GIVEN EXERCISE: Express the stretch from the line containing "What elements are" through the line containing "group-header-file-storage[interactable]: ⌄ Настройки" as a two-column CSV with the columns instruction and output, one row per item. Put each item's text and its answer in single quoted fields with line breaks changed to spaces, and leave the pictures out.

INFORMATION SHOWN:
************

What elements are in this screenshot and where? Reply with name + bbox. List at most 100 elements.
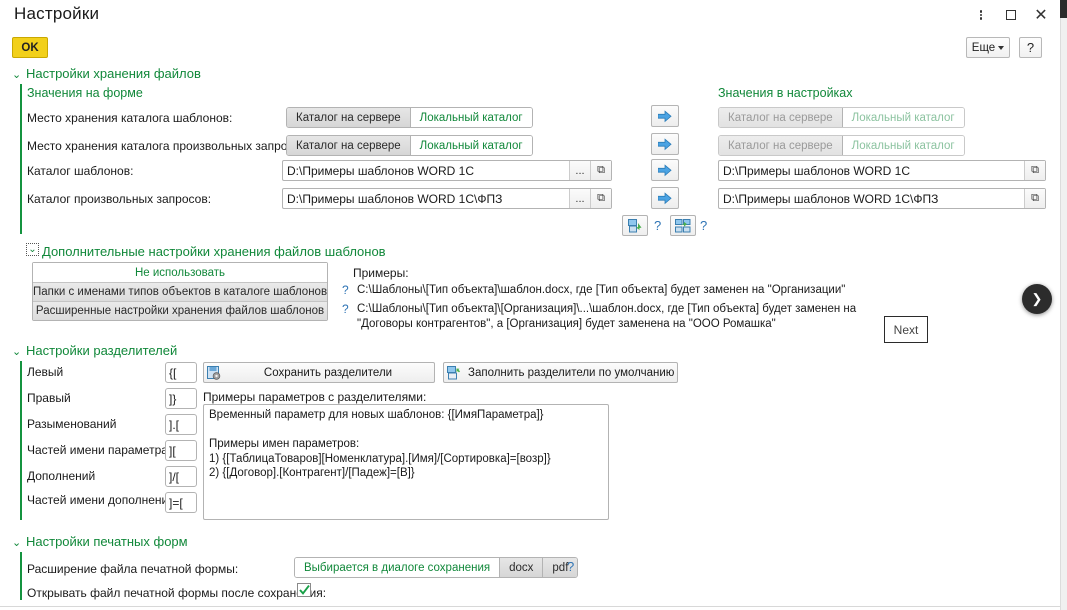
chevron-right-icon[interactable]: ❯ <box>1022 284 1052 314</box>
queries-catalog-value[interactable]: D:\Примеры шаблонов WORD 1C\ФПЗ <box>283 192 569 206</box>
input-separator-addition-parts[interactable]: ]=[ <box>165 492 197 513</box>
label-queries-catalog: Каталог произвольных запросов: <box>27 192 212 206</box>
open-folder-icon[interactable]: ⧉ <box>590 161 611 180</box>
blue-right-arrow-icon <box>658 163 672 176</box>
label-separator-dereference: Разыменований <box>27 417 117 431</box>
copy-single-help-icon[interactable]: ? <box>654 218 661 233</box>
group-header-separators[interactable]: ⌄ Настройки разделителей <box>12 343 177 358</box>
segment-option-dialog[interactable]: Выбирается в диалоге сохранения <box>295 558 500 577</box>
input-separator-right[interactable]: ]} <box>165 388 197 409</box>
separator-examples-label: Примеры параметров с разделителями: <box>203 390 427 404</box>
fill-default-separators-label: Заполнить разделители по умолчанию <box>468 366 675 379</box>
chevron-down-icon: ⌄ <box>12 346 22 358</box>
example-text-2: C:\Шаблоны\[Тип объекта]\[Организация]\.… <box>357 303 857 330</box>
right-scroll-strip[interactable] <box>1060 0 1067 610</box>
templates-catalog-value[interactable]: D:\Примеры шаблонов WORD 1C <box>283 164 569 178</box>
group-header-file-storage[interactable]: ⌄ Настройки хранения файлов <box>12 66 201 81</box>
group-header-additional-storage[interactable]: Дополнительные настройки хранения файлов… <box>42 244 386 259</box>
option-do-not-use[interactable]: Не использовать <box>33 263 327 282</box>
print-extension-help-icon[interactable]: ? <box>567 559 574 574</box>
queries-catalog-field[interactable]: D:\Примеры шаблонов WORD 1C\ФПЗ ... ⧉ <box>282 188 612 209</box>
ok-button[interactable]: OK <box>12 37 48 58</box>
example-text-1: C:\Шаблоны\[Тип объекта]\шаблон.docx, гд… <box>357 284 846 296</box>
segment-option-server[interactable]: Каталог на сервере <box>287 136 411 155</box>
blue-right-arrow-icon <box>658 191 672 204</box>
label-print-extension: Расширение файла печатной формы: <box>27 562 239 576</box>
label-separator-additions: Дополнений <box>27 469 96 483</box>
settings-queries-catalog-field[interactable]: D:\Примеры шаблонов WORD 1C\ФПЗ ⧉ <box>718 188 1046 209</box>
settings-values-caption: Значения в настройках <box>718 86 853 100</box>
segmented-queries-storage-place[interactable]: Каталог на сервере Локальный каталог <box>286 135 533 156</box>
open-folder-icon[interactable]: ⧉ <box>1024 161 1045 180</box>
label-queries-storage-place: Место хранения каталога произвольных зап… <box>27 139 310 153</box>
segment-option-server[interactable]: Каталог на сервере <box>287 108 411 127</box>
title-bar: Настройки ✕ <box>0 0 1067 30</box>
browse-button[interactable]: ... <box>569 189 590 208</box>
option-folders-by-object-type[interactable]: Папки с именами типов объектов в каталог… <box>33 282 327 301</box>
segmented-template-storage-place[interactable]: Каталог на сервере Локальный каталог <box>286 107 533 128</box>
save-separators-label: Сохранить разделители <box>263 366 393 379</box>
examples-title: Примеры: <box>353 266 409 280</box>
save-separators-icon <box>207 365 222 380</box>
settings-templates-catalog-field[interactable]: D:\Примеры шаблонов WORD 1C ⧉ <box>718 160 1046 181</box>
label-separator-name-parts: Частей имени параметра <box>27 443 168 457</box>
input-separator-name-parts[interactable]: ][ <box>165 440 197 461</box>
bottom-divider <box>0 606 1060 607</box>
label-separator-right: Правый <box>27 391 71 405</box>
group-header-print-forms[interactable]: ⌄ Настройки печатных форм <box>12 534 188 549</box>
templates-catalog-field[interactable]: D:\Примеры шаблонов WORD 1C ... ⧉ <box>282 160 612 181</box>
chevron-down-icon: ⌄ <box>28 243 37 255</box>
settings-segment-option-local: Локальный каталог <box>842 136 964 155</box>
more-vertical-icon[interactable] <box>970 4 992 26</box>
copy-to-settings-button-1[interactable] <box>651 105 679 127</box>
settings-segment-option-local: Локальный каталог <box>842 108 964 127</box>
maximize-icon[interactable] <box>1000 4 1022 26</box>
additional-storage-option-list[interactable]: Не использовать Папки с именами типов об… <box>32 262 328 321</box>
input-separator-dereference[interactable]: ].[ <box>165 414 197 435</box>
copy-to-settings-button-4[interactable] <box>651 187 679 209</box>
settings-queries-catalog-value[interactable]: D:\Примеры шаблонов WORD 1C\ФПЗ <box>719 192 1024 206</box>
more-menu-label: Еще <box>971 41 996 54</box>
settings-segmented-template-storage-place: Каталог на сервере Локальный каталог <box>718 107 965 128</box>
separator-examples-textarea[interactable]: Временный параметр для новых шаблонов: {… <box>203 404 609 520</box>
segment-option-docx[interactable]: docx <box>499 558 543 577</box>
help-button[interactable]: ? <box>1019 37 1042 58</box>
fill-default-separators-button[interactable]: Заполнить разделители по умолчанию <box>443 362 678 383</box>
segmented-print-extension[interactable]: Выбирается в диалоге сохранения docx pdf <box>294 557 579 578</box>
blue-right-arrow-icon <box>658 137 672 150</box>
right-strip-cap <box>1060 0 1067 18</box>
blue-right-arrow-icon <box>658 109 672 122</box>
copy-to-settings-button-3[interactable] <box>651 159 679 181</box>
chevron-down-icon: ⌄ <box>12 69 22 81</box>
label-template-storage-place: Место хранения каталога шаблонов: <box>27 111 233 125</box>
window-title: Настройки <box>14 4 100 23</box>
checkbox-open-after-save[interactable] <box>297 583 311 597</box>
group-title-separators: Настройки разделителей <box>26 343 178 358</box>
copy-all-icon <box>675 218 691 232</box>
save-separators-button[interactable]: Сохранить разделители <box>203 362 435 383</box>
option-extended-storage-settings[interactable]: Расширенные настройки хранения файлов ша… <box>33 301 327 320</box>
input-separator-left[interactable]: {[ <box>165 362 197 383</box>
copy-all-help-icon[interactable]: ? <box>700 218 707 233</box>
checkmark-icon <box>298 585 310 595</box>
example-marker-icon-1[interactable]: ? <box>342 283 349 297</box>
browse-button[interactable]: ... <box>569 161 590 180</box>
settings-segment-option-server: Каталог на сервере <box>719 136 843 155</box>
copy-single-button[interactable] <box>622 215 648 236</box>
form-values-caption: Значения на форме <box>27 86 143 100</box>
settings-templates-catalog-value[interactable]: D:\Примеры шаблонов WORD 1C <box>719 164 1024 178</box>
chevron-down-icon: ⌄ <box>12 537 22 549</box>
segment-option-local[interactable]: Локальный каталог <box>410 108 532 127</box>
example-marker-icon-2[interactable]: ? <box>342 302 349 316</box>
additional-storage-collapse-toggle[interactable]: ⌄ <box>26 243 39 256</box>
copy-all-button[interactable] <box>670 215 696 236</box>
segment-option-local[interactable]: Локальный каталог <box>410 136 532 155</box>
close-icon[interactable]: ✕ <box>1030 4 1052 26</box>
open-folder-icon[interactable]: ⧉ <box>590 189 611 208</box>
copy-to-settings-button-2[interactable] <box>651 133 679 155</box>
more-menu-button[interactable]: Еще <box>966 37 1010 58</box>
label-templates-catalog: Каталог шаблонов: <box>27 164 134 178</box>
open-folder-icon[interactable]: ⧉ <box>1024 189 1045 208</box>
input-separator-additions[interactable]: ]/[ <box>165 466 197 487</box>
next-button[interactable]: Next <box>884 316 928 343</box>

************

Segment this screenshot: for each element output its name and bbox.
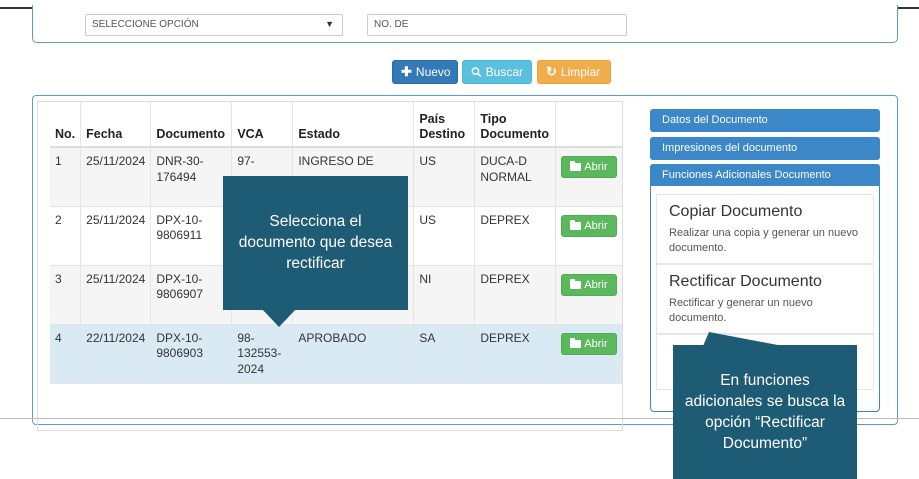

************

SOLUTION FOR THIS EXERCISE:
instruction,output
"What elements are in this screenshot and where? Reply with name + bbox. List at most 100 elements.","chevron-right-icon[interactable]: ❯ <box>1022 284 1052 314</box> queries-catalog-value[interactable]: D:\Примеры шаблонов WORD 1C\ФПЗ <box>283 192 569 206</box> input-separator-addition-parts[interactable]: ]=[ <box>165 492 197 513</box> label-queries-catalog: Каталог произвольных запросов: <box>27 192 212 206</box> open-folder-icon[interactable]: ⧉ <box>590 161 611 180</box> blue-right-arrow-icon <box>658 163 672 176</box> label-separator-dereference: Разыменований <box>27 417 117 431</box> copy-single-help-icon[interactable]: ? <box>654 218 661 233</box> group-header-separators[interactable]: ⌄ Настройки разделителей <box>12 343 177 358</box> segment-option-dialog[interactable]: Выбирается в диалоге сохранения <box>295 558 500 577</box> input-separator-right[interactable]: ]} <box>165 388 197 409</box> separator-examples-label: Примеры параметров с разделителями: <box>203 390 427 404</box> fill-default-separators-label: Заполнить разделители по умолчанию <box>468 366 675 379</box> chevron-down-icon: ⌄ <box>12 346 22 358</box> example-text-2: C:\Шаблоны\[Тип объекта]\[Организация]\.… <box>357 303 857 330</box> right-scroll-strip[interactable] <box>1060 0 1067 610</box> templates-catalog-value[interactable]: D:\Примеры шаблонов WORD 1C <box>283 164 569 178</box> group-header-file-storage[interactable]: ⌄ Настройки хранения файлов <box>12 66 201 81</box>"